EXERCISE ->
Find the lines holding the string "Peak" in the data, then copy all of them.

PROVIDED DATA ->
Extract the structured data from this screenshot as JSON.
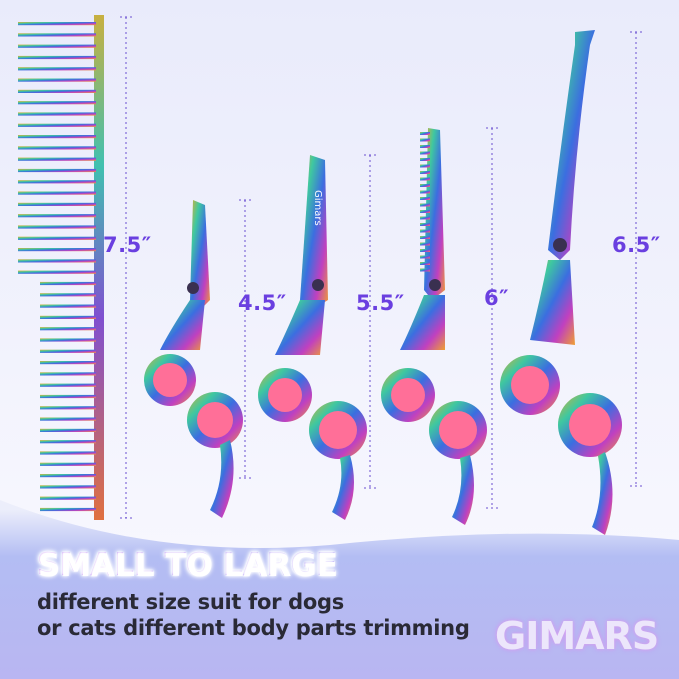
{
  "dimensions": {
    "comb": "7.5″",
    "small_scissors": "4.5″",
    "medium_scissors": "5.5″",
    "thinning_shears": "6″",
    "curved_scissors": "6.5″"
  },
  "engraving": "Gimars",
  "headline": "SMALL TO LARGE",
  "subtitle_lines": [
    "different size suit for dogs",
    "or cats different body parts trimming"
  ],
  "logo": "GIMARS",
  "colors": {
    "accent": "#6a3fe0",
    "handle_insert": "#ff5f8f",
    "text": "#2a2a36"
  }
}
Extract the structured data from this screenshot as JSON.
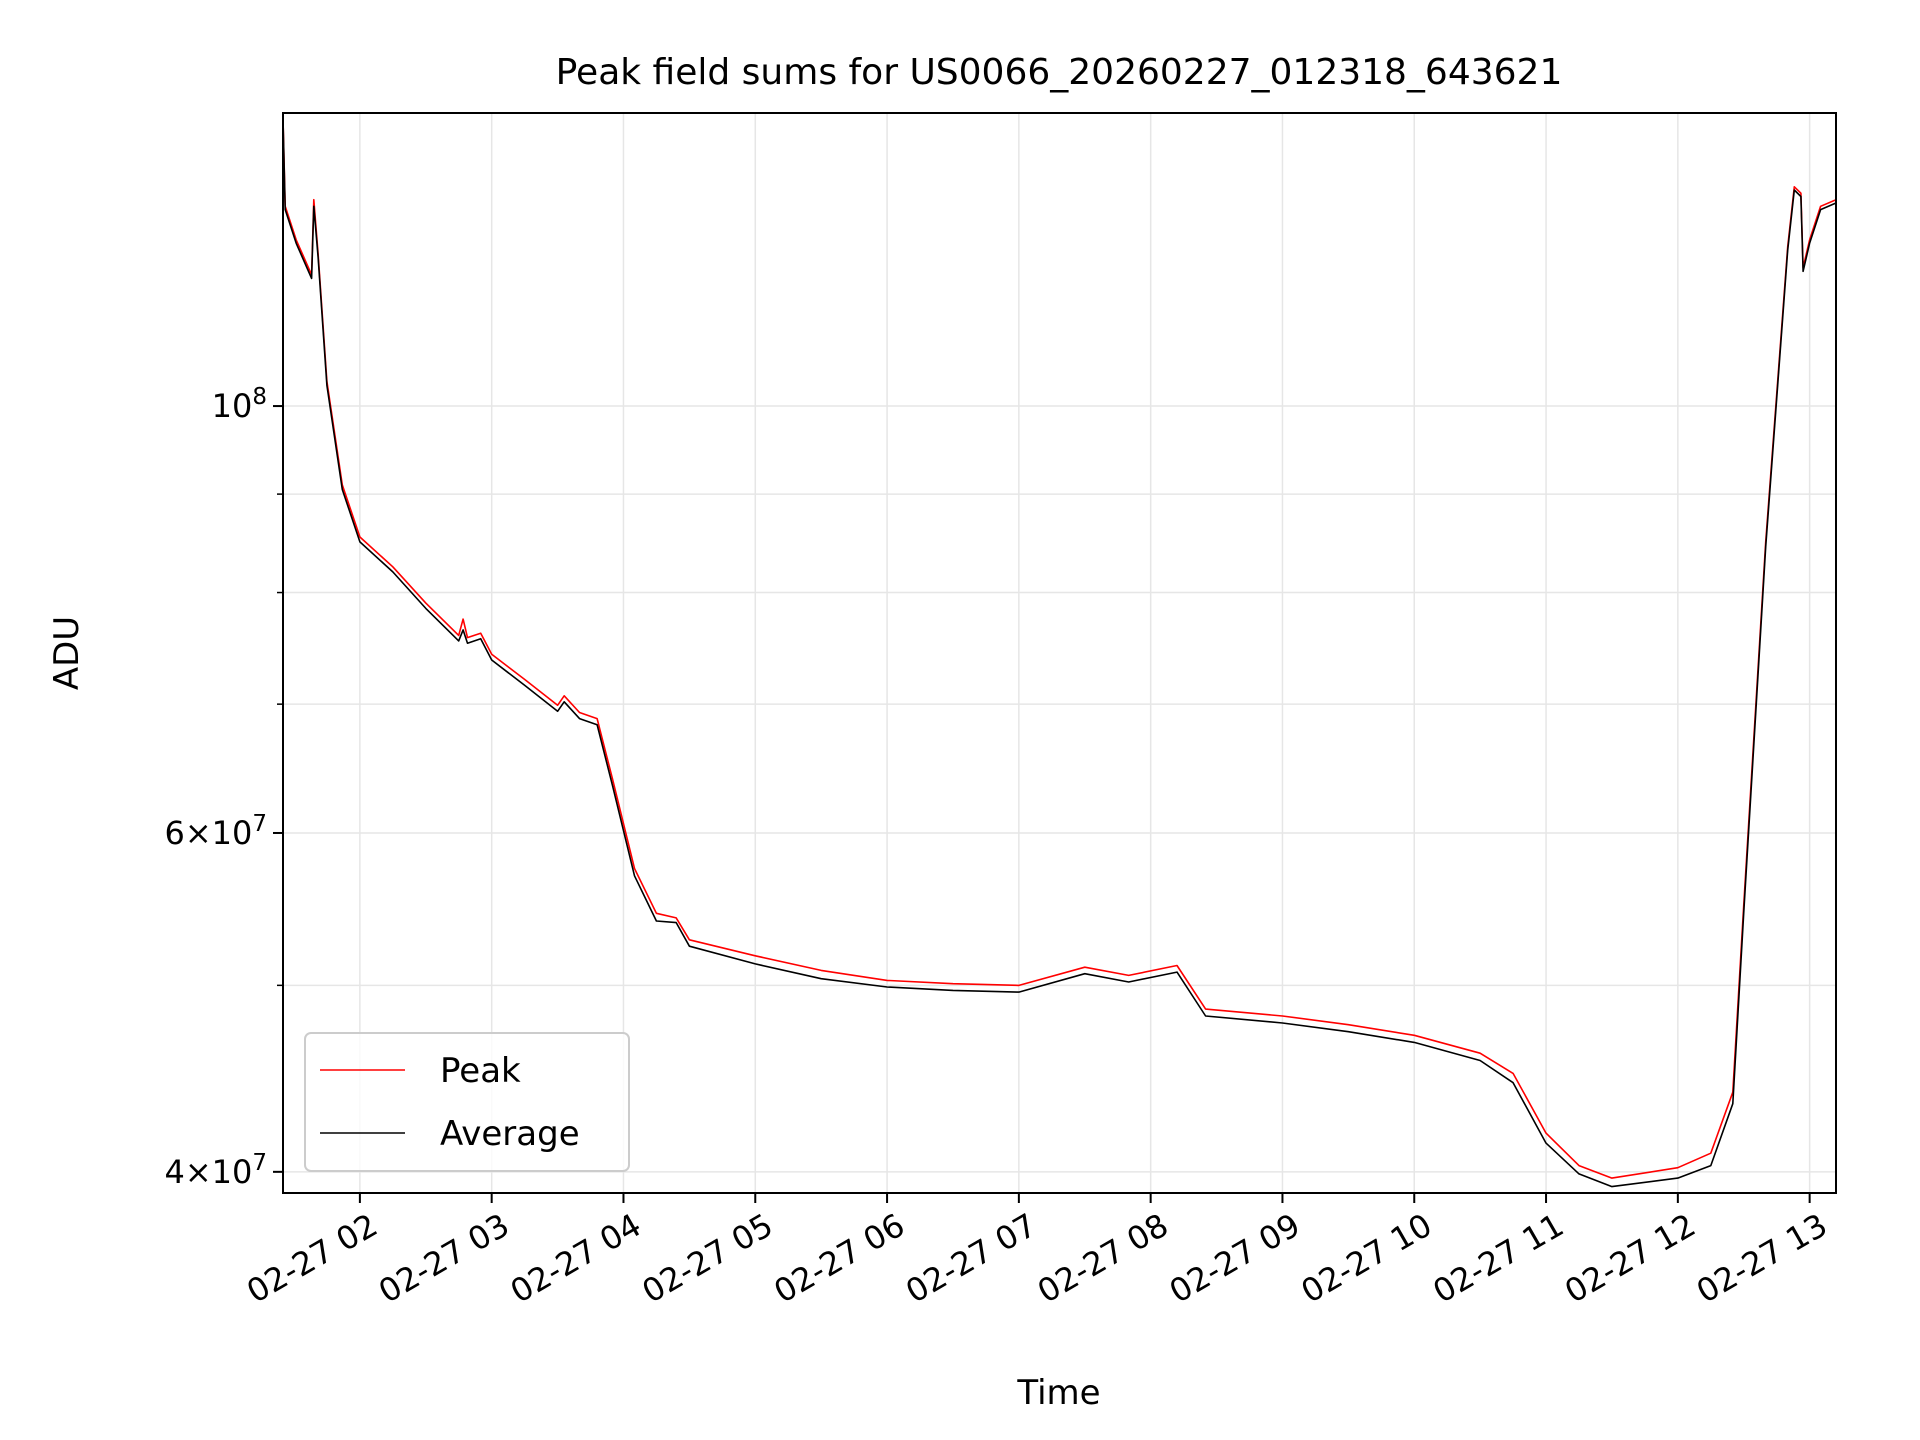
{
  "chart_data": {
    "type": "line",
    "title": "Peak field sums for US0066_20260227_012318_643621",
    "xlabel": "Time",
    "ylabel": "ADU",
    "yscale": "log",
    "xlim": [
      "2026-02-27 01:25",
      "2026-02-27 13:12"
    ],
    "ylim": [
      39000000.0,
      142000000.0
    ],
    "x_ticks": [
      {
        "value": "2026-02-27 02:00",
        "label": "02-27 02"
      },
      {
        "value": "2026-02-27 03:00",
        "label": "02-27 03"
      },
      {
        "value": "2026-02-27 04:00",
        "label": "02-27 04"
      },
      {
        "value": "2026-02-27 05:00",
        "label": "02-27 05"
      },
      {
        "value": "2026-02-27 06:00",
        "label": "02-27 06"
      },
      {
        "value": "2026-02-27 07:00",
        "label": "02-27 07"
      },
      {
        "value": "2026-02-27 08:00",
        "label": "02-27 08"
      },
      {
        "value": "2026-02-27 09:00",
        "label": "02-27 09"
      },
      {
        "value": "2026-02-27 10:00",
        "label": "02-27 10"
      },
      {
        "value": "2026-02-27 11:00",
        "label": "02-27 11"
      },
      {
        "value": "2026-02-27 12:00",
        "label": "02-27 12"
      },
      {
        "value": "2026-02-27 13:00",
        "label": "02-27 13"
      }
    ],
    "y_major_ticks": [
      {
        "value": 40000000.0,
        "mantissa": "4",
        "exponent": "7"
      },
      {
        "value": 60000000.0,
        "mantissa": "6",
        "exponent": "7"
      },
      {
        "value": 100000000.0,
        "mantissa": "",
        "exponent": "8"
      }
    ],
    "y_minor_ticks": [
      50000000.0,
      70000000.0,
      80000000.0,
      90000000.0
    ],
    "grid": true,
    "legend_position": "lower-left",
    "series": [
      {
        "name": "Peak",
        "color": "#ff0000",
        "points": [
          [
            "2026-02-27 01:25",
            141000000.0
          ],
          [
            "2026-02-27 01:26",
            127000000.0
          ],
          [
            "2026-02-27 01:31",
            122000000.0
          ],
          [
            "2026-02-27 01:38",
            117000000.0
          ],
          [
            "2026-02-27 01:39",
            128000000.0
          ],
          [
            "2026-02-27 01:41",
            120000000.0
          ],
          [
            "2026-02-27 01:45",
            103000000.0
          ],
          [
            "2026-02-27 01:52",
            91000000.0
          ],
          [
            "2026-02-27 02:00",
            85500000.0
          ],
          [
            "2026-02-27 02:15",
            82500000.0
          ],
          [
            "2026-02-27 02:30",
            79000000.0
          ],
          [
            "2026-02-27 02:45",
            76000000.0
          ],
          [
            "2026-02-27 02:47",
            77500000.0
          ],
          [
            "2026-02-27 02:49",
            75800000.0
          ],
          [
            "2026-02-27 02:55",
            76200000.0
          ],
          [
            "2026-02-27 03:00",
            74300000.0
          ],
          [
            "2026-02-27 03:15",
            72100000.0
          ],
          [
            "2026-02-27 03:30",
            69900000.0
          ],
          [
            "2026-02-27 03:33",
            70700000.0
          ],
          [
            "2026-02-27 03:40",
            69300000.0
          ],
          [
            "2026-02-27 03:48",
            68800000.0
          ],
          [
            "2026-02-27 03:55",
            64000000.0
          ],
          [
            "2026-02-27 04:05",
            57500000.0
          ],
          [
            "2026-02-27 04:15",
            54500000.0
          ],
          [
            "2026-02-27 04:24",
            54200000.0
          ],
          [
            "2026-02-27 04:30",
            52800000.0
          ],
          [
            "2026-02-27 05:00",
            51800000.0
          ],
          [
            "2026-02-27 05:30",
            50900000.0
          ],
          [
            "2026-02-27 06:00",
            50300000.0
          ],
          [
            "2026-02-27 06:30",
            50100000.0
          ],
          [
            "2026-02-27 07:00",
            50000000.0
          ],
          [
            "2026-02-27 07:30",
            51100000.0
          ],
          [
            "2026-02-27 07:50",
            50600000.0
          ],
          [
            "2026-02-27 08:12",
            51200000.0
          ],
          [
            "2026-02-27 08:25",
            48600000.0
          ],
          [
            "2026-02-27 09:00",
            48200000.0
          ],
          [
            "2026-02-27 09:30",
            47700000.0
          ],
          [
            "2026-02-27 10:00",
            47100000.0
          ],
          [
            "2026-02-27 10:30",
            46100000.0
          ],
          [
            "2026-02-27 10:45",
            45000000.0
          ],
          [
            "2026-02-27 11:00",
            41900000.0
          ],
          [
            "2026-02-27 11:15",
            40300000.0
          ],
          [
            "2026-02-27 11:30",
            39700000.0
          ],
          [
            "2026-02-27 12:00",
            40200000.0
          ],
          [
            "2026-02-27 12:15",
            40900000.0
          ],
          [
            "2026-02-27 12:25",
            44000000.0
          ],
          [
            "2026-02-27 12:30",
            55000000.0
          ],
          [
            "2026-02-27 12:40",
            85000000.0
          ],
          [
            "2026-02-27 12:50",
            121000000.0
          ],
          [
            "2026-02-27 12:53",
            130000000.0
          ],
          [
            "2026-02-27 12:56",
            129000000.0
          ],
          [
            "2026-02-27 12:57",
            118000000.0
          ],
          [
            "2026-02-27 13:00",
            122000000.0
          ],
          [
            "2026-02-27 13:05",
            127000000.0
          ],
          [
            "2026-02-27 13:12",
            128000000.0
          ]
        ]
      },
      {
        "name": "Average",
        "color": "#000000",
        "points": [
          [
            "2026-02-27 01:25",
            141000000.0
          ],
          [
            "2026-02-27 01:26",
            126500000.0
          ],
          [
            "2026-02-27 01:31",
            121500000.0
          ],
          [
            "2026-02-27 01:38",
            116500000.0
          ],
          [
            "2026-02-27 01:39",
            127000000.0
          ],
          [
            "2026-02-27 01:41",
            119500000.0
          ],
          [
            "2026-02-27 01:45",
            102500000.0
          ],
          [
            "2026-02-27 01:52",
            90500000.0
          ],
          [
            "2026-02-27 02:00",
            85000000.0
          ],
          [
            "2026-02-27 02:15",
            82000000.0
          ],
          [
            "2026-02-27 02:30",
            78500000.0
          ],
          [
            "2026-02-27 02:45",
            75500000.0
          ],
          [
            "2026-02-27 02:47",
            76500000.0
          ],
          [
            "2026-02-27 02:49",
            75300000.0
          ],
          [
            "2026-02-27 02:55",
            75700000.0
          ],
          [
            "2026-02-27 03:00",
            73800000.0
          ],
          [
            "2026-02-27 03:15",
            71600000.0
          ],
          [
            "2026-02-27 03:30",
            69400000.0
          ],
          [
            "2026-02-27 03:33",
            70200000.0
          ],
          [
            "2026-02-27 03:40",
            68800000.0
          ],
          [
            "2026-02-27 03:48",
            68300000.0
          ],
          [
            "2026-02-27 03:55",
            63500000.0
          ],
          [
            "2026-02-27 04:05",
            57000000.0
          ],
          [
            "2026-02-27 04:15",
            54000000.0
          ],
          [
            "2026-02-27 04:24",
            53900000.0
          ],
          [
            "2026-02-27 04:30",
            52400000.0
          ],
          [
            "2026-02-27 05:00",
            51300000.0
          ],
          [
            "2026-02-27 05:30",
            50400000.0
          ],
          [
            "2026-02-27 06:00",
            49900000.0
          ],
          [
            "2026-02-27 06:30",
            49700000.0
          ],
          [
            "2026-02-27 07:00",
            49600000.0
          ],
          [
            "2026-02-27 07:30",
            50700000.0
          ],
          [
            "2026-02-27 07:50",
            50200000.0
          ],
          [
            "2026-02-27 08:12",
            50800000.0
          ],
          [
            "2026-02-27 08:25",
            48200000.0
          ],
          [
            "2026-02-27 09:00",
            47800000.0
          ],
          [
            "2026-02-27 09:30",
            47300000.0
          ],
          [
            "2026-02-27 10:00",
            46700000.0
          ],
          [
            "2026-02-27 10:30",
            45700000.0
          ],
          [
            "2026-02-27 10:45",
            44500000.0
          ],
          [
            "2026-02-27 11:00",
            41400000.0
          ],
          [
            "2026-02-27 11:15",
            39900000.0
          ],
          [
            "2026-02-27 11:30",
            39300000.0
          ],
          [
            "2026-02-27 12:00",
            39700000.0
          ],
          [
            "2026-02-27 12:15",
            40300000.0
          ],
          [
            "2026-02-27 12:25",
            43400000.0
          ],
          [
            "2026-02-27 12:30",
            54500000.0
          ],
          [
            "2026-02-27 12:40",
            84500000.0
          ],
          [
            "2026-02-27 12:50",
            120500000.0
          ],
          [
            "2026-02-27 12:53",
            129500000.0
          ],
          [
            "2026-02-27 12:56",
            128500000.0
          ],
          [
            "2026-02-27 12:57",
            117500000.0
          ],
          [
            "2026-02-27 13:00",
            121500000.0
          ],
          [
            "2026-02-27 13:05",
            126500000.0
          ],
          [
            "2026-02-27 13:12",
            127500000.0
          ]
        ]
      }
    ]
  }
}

RESPONSE BELOW ->
    "title": "Peak field sums for US0066_20260227_012318_643621",
        "name": "Peak",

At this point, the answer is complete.